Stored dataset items
#####
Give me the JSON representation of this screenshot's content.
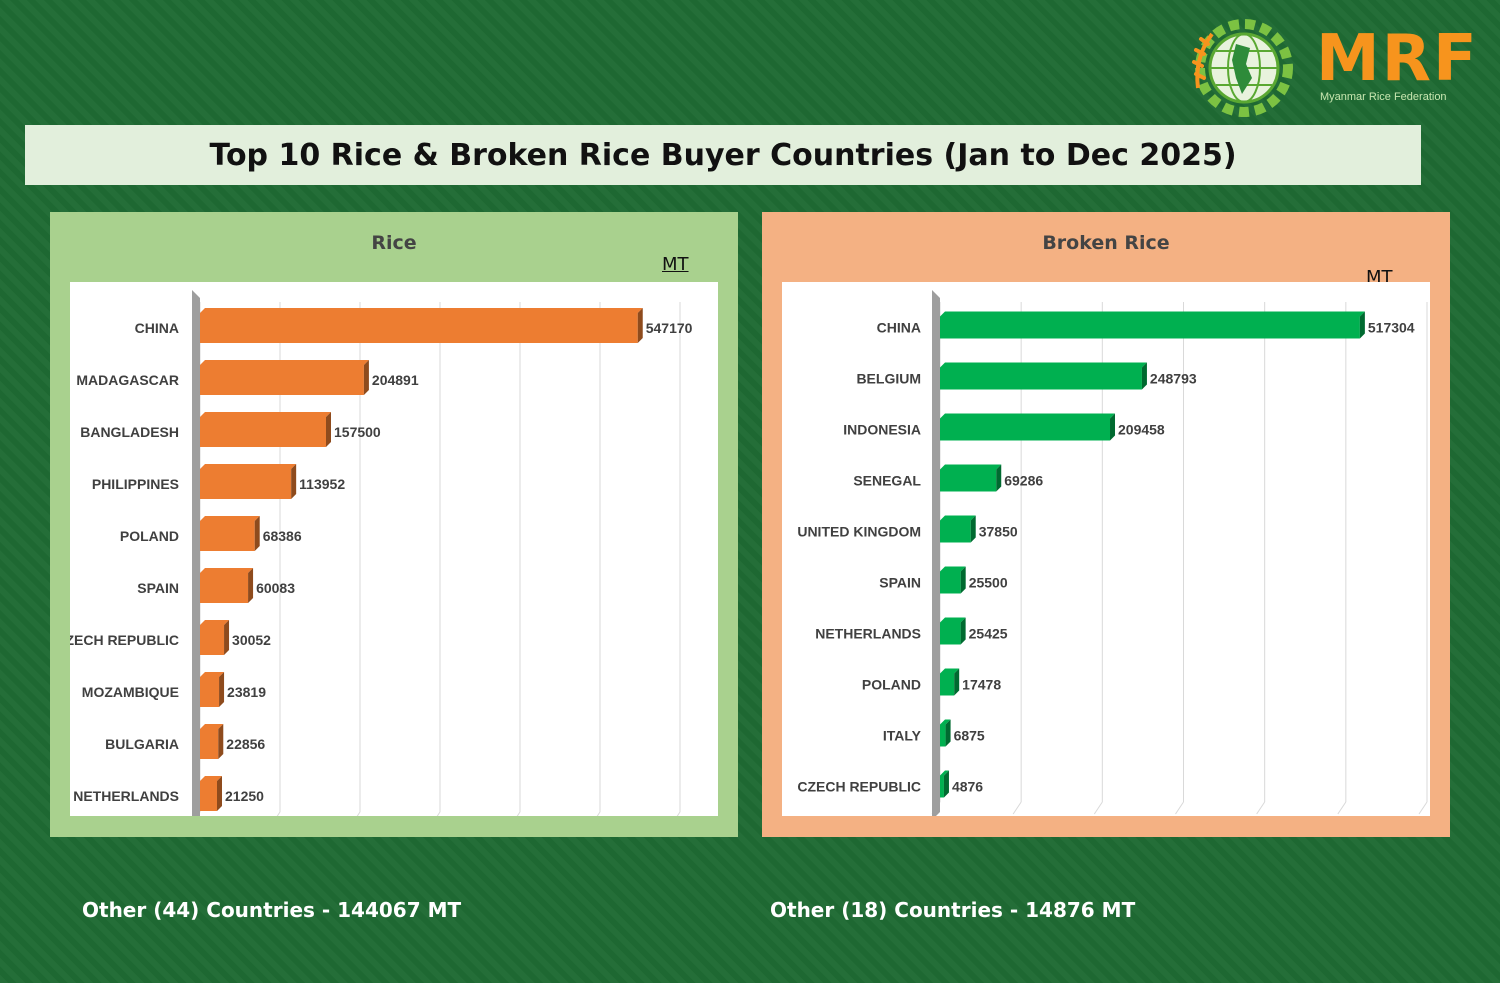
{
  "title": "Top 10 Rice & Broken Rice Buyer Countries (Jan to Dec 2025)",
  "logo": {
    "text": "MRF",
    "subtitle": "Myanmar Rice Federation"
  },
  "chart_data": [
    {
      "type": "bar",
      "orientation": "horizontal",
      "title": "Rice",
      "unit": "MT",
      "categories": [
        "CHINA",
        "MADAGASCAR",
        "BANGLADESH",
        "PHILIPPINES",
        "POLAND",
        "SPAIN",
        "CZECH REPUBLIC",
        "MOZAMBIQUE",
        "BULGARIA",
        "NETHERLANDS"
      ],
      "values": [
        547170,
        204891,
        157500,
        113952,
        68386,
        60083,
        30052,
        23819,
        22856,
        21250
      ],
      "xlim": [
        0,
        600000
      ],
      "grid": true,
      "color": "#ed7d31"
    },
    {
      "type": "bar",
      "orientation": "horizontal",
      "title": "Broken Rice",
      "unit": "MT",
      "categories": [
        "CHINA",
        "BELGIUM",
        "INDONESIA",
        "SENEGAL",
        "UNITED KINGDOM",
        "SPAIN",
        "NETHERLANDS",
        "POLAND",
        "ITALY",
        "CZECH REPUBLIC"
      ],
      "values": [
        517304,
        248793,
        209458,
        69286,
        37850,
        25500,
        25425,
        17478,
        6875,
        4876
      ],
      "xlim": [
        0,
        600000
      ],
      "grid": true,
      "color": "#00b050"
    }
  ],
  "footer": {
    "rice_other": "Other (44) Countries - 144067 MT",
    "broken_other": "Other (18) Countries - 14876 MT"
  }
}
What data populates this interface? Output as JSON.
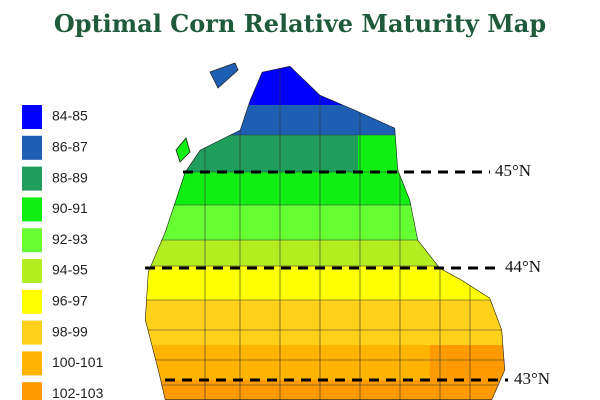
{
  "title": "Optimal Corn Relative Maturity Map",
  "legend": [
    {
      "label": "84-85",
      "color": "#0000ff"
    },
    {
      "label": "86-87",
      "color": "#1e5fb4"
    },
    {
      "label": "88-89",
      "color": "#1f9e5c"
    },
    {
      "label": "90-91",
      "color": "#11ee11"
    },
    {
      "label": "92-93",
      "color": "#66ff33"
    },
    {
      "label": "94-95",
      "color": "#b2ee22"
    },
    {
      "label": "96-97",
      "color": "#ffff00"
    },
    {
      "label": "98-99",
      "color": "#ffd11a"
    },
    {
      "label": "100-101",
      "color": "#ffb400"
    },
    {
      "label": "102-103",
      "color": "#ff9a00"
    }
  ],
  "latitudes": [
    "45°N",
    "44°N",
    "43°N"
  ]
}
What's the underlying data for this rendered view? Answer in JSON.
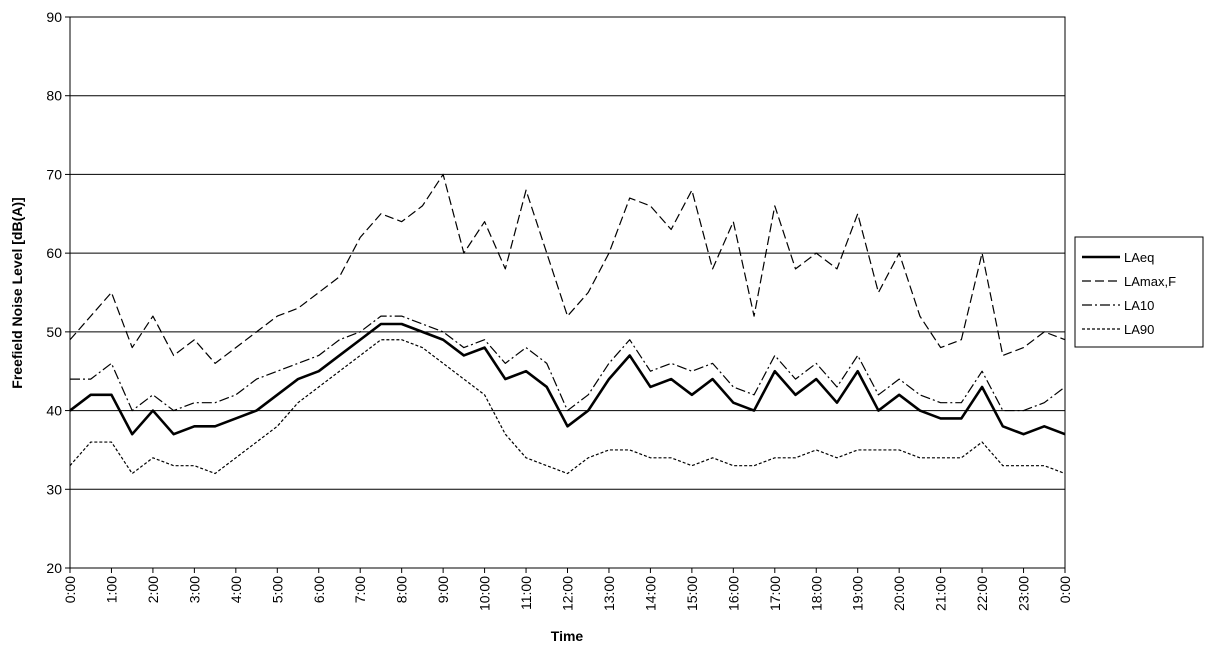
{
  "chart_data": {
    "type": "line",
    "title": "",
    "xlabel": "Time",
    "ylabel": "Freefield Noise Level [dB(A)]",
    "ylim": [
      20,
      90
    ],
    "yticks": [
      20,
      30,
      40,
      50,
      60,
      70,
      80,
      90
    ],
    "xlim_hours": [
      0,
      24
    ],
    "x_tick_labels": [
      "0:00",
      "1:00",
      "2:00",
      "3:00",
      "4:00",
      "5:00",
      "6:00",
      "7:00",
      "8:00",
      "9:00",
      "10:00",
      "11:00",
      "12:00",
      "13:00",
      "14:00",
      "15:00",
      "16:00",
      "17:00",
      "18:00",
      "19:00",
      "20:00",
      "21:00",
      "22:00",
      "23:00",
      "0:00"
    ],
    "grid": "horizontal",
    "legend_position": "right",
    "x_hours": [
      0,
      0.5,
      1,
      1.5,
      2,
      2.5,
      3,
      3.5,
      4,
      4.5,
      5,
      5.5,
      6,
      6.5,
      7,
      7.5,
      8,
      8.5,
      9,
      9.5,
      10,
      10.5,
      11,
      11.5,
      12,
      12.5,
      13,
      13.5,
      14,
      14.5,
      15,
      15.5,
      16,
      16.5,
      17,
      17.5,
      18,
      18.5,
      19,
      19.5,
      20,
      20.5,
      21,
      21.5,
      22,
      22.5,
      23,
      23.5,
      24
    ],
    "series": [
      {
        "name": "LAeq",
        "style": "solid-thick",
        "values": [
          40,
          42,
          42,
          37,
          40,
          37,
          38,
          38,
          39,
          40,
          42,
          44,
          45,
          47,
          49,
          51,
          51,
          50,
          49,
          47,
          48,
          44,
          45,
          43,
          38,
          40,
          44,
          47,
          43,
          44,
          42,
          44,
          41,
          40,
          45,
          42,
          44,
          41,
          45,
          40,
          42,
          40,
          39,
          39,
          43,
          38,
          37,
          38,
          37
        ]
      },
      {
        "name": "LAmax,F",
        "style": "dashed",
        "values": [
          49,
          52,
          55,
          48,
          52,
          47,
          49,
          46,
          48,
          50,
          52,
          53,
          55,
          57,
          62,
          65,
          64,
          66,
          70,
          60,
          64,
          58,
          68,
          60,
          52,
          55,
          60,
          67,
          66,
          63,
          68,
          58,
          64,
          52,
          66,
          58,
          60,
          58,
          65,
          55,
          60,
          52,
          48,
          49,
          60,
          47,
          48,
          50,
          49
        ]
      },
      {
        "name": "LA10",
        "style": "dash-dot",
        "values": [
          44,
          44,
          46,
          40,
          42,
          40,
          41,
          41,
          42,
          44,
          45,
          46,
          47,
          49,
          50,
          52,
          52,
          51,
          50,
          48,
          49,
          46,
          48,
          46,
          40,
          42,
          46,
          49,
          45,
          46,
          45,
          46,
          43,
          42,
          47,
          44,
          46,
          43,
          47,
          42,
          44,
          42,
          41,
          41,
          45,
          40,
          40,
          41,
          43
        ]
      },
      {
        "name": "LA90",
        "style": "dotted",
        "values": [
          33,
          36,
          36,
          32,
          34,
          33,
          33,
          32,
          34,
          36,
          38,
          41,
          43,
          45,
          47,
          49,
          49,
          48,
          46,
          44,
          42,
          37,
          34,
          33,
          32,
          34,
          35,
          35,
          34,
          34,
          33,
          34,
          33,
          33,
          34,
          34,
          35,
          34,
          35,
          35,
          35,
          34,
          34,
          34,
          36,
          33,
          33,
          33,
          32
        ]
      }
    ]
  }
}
#####
● Your instructions: Pull out each line of the listing that holds the string "this".

● Solved exercise:
Give me the JSON representation of this screenshot's content.
What data populates this interface? Output as JSON.
What's the underlying data for this rendered view? Answer in JSON.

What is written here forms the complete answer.